_Exercise requirements_: Print every record below exactly as written.

Figure data in JSON:
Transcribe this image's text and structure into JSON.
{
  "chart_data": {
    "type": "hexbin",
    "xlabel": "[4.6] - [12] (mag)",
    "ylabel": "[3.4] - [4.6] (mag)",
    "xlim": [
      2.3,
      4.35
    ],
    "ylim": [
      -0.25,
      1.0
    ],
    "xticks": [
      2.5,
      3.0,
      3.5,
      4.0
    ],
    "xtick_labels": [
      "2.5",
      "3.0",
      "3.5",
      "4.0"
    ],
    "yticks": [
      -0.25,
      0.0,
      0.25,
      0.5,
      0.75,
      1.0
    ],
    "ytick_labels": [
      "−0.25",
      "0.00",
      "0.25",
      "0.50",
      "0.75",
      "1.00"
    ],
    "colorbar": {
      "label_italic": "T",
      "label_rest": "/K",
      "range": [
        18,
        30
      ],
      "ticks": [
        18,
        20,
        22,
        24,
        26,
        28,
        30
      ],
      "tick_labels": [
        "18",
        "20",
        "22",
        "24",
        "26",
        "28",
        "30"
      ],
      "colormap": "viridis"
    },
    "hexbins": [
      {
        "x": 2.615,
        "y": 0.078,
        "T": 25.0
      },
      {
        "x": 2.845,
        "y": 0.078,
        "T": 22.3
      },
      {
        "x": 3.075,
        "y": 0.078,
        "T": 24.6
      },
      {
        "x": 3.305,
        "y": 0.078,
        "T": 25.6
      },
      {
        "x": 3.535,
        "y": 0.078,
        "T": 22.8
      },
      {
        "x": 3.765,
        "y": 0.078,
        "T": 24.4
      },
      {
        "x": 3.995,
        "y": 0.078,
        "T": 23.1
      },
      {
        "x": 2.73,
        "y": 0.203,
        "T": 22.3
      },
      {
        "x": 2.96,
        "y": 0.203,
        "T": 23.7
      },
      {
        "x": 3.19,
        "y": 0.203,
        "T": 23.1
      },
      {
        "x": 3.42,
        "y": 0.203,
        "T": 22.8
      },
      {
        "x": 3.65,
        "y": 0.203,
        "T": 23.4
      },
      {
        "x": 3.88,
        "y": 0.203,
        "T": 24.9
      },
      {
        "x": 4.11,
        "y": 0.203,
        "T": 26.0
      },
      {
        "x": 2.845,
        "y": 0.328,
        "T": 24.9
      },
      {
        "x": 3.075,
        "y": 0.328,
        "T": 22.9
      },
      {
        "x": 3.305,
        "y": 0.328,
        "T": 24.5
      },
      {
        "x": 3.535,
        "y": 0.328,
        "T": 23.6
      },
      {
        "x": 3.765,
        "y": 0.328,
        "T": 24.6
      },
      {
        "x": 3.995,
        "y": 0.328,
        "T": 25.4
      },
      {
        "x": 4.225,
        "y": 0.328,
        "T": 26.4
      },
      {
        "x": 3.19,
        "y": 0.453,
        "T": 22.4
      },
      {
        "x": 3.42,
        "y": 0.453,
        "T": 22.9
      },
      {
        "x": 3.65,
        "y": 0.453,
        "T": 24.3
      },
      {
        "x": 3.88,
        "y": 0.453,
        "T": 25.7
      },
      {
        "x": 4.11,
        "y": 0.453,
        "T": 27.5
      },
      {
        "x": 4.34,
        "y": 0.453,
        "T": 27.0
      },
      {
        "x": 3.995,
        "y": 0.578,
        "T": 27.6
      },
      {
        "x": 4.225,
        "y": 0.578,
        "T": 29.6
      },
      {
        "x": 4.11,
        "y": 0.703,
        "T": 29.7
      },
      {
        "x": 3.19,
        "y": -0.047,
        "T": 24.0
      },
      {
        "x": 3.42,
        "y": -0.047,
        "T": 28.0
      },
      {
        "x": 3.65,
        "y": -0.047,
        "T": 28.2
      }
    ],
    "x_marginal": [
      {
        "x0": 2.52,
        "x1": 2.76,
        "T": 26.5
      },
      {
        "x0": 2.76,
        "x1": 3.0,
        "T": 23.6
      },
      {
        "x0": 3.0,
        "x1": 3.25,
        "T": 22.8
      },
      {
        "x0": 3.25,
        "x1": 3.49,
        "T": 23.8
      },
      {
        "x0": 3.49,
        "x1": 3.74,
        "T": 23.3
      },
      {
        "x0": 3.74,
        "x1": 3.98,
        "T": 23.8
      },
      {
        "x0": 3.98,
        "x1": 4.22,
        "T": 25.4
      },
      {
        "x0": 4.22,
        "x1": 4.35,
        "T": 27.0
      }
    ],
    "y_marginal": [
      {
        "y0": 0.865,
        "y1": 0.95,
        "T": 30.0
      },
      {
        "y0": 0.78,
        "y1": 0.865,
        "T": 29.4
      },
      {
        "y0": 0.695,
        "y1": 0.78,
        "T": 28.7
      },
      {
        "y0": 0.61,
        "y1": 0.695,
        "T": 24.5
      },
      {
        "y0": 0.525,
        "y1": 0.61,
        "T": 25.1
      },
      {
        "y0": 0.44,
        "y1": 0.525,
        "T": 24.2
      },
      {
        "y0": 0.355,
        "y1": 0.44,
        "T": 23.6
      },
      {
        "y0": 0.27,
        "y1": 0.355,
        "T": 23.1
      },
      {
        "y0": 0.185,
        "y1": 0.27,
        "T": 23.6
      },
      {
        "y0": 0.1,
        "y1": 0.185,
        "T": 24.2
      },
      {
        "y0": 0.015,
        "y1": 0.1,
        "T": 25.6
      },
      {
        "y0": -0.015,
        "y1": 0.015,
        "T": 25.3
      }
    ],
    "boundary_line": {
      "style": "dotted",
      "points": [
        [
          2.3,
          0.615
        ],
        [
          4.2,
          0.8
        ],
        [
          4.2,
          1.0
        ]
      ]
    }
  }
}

_Answer to this task_:
Transcribe this image's text and structure into JSON.
{
  "chart_data": {
    "type": "hexbin",
    "xlabel": "[4.6] - [12] (mag)",
    "ylabel": "[3.4] - [4.6] (mag)",
    "xlim": [
      2.3,
      4.35
    ],
    "ylim": [
      -0.25,
      1.0
    ],
    "xticks": [
      2.5,
      3.0,
      3.5,
      4.0
    ],
    "xtick_labels": [
      "2.5",
      "3.0",
      "3.5",
      "4.0"
    ],
    "yticks": [
      -0.25,
      0.0,
      0.25,
      0.5,
      0.75,
      1.0
    ],
    "ytick_labels": [
      "−0.25",
      "0.00",
      "0.25",
      "0.50",
      "0.75",
      "1.00"
    ],
    "colorbar": {
      "label_italic": "T",
      "label_rest": "/K",
      "range": [
        18,
        30
      ],
      "ticks": [
        18,
        20,
        22,
        24,
        26,
        28,
        30
      ],
      "tick_labels": [
        "18",
        "20",
        "22",
        "24",
        "26",
        "28",
        "30"
      ],
      "colormap": "viridis"
    },
    "hexbins": [
      {
        "x": 2.615,
        "y": 0.078,
        "T": 25.0
      },
      {
        "x": 2.845,
        "y": 0.078,
        "T": 22.3
      },
      {
        "x": 3.075,
        "y": 0.078,
        "T": 24.6
      },
      {
        "x": 3.305,
        "y": 0.078,
        "T": 25.6
      },
      {
        "x": 3.535,
        "y": 0.078,
        "T": 22.8
      },
      {
        "x": 3.765,
        "y": 0.078,
        "T": 24.4
      },
      {
        "x": 3.995,
        "y": 0.078,
        "T": 23.1
      },
      {
        "x": 2.73,
        "y": 0.203,
        "T": 22.3
      },
      {
        "x": 2.96,
        "y": 0.203,
        "T": 23.7
      },
      {
        "x": 3.19,
        "y": 0.203,
        "T": 23.1
      },
      {
        "x": 3.42,
        "y": 0.203,
        "T": 22.8
      },
      {
        "x": 3.65,
        "y": 0.203,
        "T": 23.4
      },
      {
        "x": 3.88,
        "y": 0.203,
        "T": 24.9
      },
      {
        "x": 4.11,
        "y": 0.203,
        "T": 26.0
      },
      {
        "x": 2.845,
        "y": 0.328,
        "T": 24.9
      },
      {
        "x": 3.075,
        "y": 0.328,
        "T": 22.9
      },
      {
        "x": 3.305,
        "y": 0.328,
        "T": 24.5
      },
      {
        "x": 3.535,
        "y": 0.328,
        "T": 23.6
      },
      {
        "x": 3.765,
        "y": 0.328,
        "T": 24.6
      },
      {
        "x": 3.995,
        "y": 0.328,
        "T": 25.4
      },
      {
        "x": 4.225,
        "y": 0.328,
        "T": 26.4
      },
      {
        "x": 3.19,
        "y": 0.453,
        "T": 22.4
      },
      {
        "x": 3.42,
        "y": 0.453,
        "T": 22.9
      },
      {
        "x": 3.65,
        "y": 0.453,
        "T": 24.3
      },
      {
        "x": 3.88,
        "y": 0.453,
        "T": 25.7
      },
      {
        "x": 4.11,
        "y": 0.453,
        "T": 27.5
      },
      {
        "x": 4.34,
        "y": 0.453,
        "T": 27.0
      },
      {
        "x": 3.995,
        "y": 0.578,
        "T": 27.6
      },
      {
        "x": 4.225,
        "y": 0.578,
        "T": 29.6
      },
      {
        "x": 4.11,
        "y": 0.703,
        "T": 29.7
      },
      {
        "x": 3.19,
        "y": -0.047,
        "T": 24.0
      },
      {
        "x": 3.42,
        "y": -0.047,
        "T": 28.0
      },
      {
        "x": 3.65,
        "y": -0.047,
        "T": 28.2
      }
    ],
    "x_marginal": [
      {
        "x0": 2.52,
        "x1": 2.76,
        "T": 26.5
      },
      {
        "x0": 2.76,
        "x1": 3.0,
        "T": 23.6
      },
      {
        "x0": 3.0,
        "x1": 3.25,
        "T": 22.8
      },
      {
        "x0": 3.25,
        "x1": 3.49,
        "T": 23.8
      },
      {
        "x0": 3.49,
        "x1": 3.74,
        "T": 23.3
      },
      {
        "x0": 3.74,
        "x1": 3.98,
        "T": 23.8
      },
      {
        "x0": 3.98,
        "x1": 4.22,
        "T": 25.4
      },
      {
        "x0": 4.22,
        "x1": 4.35,
        "T": 27.0
      }
    ],
    "y_marginal": [
      {
        "y0": 0.865,
        "y1": 0.95,
        "T": 30.0
      },
      {
        "y0": 0.78,
        "y1": 0.865,
        "T": 29.4
      },
      {
        "y0": 0.695,
        "y1": 0.78,
        "T": 28.7
      },
      {
        "y0": 0.61,
        "y1": 0.695,
        "T": 24.5
      },
      {
        "y0": 0.525,
        "y1": 0.61,
        "T": 25.1
      },
      {
        "y0": 0.44,
        "y1": 0.525,
        "T": 24.2
      },
      {
        "y0": 0.355,
        "y1": 0.44,
        "T": 23.6
      },
      {
        "y0": 0.27,
        "y1": 0.355,
        "T": 23.1
      },
      {
        "y0": 0.185,
        "y1": 0.27,
        "T": 23.6
      },
      {
        "y0": 0.1,
        "y1": 0.185,
        "T": 24.2
      },
      {
        "y0": 0.015,
        "y1": 0.1,
        "T": 25.6
      },
      {
        "y0": -0.015,
        "y1": 0.015,
        "T": 25.3
      }
    ],
    "boundary_line": {
      "style": "dotted",
      "points": [
        [
          2.3,
          0.615
        ],
        [
          4.2,
          0.8
        ],
        [
          4.2,
          1.0
        ]
      ]
    }
  }
}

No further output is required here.